• [Requirements] Rewrite the data below with every "gridline-diagonal" changed to "diagonal-gridline" and nothing else altered. Leave out the pictures.

• [Data shown]
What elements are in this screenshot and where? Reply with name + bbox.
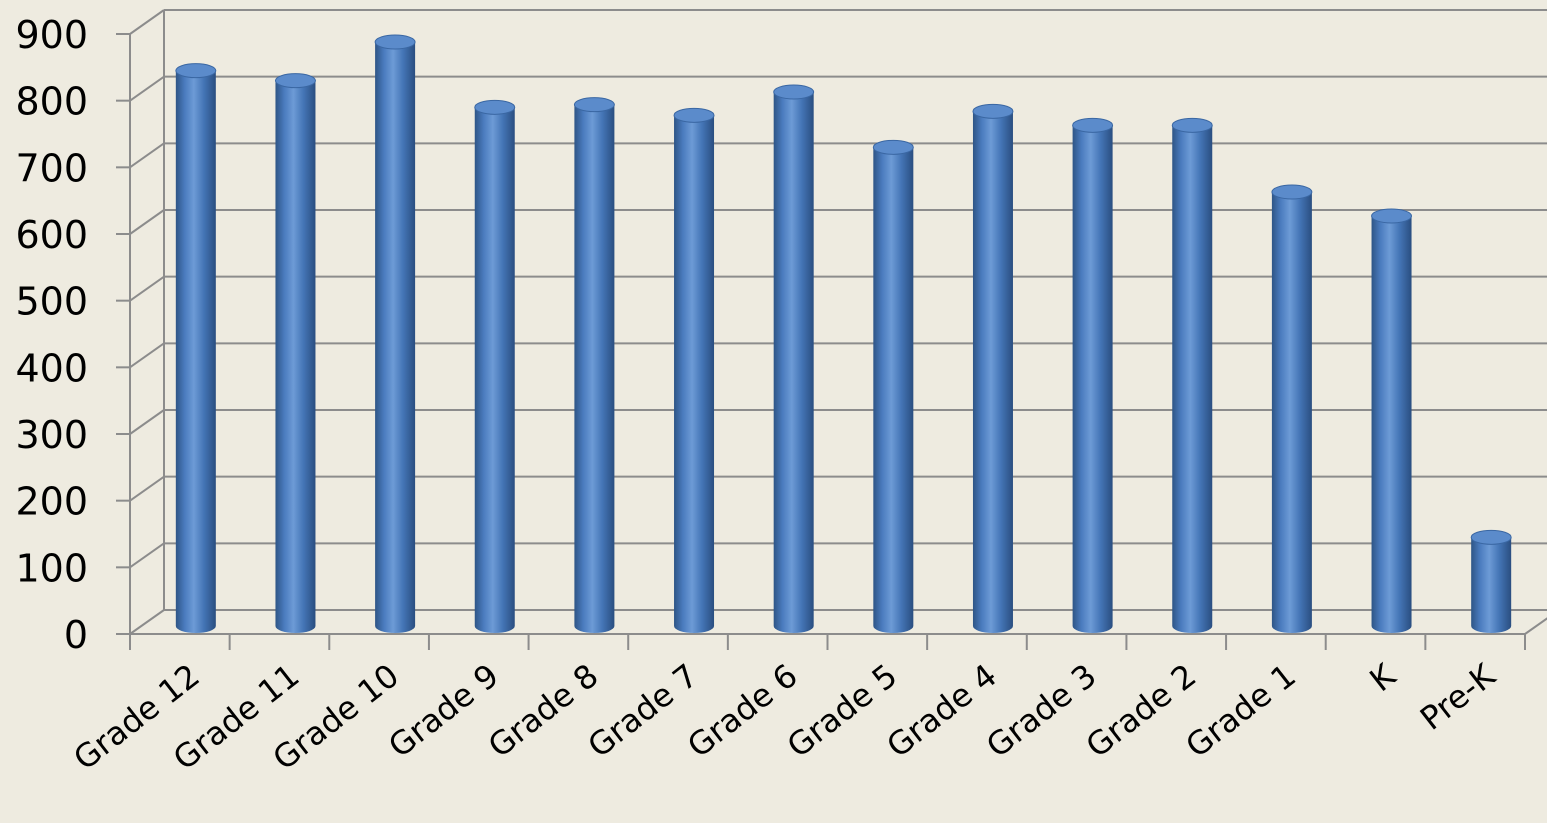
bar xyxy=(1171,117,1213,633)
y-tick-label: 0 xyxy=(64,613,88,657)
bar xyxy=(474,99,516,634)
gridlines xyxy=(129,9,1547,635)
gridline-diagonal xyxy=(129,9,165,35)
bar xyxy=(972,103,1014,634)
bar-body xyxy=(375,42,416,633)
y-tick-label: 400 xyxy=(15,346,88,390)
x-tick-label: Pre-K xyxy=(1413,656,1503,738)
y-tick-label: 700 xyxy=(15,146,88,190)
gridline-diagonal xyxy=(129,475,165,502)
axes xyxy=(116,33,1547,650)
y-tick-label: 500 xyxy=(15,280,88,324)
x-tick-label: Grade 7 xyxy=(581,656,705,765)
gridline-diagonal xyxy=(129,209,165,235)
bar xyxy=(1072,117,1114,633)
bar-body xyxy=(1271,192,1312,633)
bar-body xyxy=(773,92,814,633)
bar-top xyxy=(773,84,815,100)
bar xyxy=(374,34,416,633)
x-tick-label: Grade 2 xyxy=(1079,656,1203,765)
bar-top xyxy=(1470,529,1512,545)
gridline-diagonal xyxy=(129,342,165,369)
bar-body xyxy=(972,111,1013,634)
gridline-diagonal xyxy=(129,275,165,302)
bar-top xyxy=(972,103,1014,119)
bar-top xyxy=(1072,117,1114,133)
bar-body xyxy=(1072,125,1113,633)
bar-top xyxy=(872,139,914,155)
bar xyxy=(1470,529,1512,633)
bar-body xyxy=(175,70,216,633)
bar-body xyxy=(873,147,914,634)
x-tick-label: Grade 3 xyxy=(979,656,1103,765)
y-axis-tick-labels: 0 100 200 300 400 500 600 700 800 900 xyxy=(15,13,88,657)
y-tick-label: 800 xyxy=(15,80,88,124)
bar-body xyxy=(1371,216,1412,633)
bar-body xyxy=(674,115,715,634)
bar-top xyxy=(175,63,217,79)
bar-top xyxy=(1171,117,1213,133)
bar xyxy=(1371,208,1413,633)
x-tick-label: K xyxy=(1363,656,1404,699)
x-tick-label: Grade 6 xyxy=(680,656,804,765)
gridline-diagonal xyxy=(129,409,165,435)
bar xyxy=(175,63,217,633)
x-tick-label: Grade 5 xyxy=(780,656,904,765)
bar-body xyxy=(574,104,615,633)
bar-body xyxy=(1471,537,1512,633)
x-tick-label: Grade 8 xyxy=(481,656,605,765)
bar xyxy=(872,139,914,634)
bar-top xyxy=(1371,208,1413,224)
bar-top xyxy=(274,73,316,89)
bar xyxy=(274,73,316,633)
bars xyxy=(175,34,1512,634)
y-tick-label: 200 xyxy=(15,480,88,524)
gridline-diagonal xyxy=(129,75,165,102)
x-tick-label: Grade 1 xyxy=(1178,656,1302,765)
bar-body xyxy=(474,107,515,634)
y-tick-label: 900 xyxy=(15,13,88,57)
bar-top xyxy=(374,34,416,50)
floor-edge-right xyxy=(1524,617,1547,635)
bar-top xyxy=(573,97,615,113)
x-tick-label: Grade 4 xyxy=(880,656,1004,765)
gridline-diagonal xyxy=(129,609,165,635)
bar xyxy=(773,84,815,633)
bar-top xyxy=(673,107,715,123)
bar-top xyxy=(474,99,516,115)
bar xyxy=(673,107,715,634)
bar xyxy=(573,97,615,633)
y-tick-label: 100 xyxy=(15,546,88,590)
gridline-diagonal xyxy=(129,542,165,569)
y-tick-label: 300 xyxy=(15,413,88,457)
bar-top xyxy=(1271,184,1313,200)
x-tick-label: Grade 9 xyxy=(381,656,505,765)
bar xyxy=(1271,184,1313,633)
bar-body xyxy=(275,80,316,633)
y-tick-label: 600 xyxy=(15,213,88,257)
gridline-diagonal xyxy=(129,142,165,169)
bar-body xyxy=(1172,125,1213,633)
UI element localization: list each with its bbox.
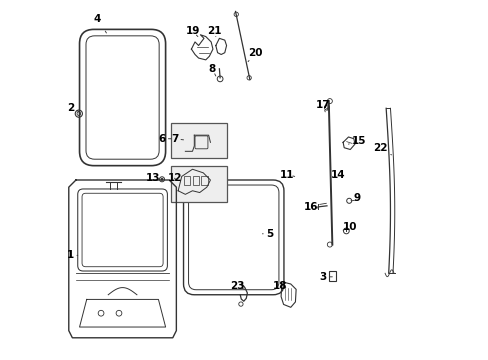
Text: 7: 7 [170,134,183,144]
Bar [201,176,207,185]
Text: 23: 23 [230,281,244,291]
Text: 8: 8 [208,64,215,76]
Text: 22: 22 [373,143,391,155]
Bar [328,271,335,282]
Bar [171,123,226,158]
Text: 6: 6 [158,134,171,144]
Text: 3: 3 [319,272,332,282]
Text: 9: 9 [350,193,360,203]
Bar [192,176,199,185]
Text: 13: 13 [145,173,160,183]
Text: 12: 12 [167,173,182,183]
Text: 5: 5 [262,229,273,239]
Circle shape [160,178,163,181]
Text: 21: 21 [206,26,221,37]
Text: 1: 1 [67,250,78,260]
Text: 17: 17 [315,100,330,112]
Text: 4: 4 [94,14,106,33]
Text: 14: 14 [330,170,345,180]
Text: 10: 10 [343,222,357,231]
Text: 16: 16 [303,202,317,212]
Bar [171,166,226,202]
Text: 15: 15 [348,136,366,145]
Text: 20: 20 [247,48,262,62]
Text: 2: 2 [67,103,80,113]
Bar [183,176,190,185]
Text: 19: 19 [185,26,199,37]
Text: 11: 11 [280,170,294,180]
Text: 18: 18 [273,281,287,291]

• [Written answer]
What elements are in this screenshot and where? Reply with name + bbox.
bar xyxy=(1171,117,1213,633)
y-tick-label: 0 xyxy=(64,613,88,657)
bar xyxy=(474,99,516,634)
gridlines xyxy=(129,9,1547,635)
diagonal-gridline xyxy=(129,9,165,35)
bar xyxy=(972,103,1014,634)
bar-body xyxy=(375,42,416,633)
y-tick-label: 400 xyxy=(15,346,88,390)
x-tick-label: Pre-K xyxy=(1413,656,1503,738)
y-tick-label: 700 xyxy=(15,146,88,190)
diagonal-gridline xyxy=(129,475,165,502)
axes xyxy=(116,33,1547,650)
y-tick-label: 500 xyxy=(15,280,88,324)
x-tick-label: Grade 7 xyxy=(581,656,705,765)
diagonal-gridline xyxy=(129,209,165,235)
bar xyxy=(1072,117,1114,633)
bar-body xyxy=(1271,192,1312,633)
bar-body xyxy=(773,92,814,633)
bar-top xyxy=(773,84,815,100)
bar xyxy=(374,34,416,633)
x-tick-label: Grade 2 xyxy=(1079,656,1203,765)
bar-top xyxy=(1470,529,1512,545)
diagonal-gridline xyxy=(129,342,165,369)
bar-body xyxy=(972,111,1013,634)
diagonal-gridline xyxy=(129,275,165,302)
bar-top xyxy=(972,103,1014,119)
bar-top xyxy=(1072,117,1114,133)
bar-body xyxy=(1072,125,1113,633)
bar-top xyxy=(872,139,914,155)
bar xyxy=(1470,529,1512,633)
bar-body xyxy=(175,70,216,633)
bar-body xyxy=(873,147,914,634)
x-tick-label: Grade 3 xyxy=(979,656,1103,765)
y-axis-tick-labels: 0 100 200 300 400 500 600 700 800 900 xyxy=(15,13,88,657)
y-tick-label: 800 xyxy=(15,80,88,124)
bar-body xyxy=(1371,216,1412,633)
bar-body xyxy=(674,115,715,634)
bar-top xyxy=(175,63,217,79)
bar-top xyxy=(1171,117,1213,133)
bar xyxy=(1371,208,1413,633)
x-tick-label: K xyxy=(1363,656,1404,699)
x-tick-label: Grade 6 xyxy=(680,656,804,765)
diagonal-gridline xyxy=(129,409,165,435)
bar xyxy=(175,63,217,633)
x-tick-label: Grade 5 xyxy=(780,656,904,765)
bar-body xyxy=(574,104,615,633)
bar-body xyxy=(1471,537,1512,633)
x-tick-label: Grade 8 xyxy=(481,656,605,765)
bar xyxy=(872,139,914,634)
bar-top xyxy=(1371,208,1413,224)
bar-top xyxy=(274,73,316,89)
bar xyxy=(274,73,316,633)
bars xyxy=(175,34,1512,634)
y-tick-label: 200 xyxy=(15,480,88,524)
diagonal-gridline xyxy=(129,75,165,102)
x-tick-label: Grade 1 xyxy=(1178,656,1302,765)
bar-body xyxy=(474,107,515,634)
y-tick-label: 900 xyxy=(15,13,88,57)
bar-top xyxy=(374,34,416,50)
floor-edge-right xyxy=(1524,617,1547,635)
bar-top xyxy=(573,97,615,113)
x-tick-label: Grade 4 xyxy=(880,656,1004,765)
diagonal-gridline xyxy=(129,609,165,635)
bar xyxy=(773,84,815,633)
bar-top xyxy=(673,107,715,123)
bar-top xyxy=(474,99,516,115)
bar xyxy=(673,107,715,634)
bar xyxy=(573,97,615,633)
y-tick-label: 100 xyxy=(15,546,88,590)
diagonal-gridline xyxy=(129,542,165,569)
y-tick-label: 300 xyxy=(15,413,88,457)
bar-top xyxy=(1271,184,1313,200)
x-tick-label: Grade 9 xyxy=(381,656,505,765)
bar xyxy=(1271,184,1313,633)
bar-body xyxy=(275,80,316,633)
y-tick-label: 600 xyxy=(15,213,88,257)
diagonal-gridline xyxy=(129,142,165,169)
bar-body xyxy=(1172,125,1213,633)
UI element localization: list each with its bbox.
Text: 7: 7 [170,134,183,144]
Bar [201,176,207,185]
Text: 23: 23 [230,281,244,291]
Text: 8: 8 [208,64,215,76]
Text: 22: 22 [373,143,391,155]
Bar [328,271,335,282]
Bar [171,123,226,158]
Text: 6: 6 [158,134,171,144]
Text: 3: 3 [319,272,332,282]
Text: 9: 9 [350,193,360,203]
Bar [192,176,199,185]
Text: 13: 13 [145,173,160,183]
Text: 12: 12 [167,173,182,183]
Text: 5: 5 [262,229,273,239]
Circle shape [160,178,163,181]
Text: 21: 21 [206,26,221,37]
Text: 1: 1 [67,250,78,260]
Text: 17: 17 [315,100,330,112]
Text: 4: 4 [94,14,106,33]
Text: 14: 14 [330,170,345,180]
Text: 10: 10 [343,222,357,231]
Text: 16: 16 [303,202,317,212]
Bar [171,166,226,202]
Text: 15: 15 [348,136,366,145]
Text: 20: 20 [247,48,262,62]
Text: 2: 2 [67,103,80,113]
Bar [183,176,190,185]
Text: 19: 19 [185,26,199,37]
Text: 11: 11 [280,170,294,180]
Text: 18: 18 [273,281,287,291]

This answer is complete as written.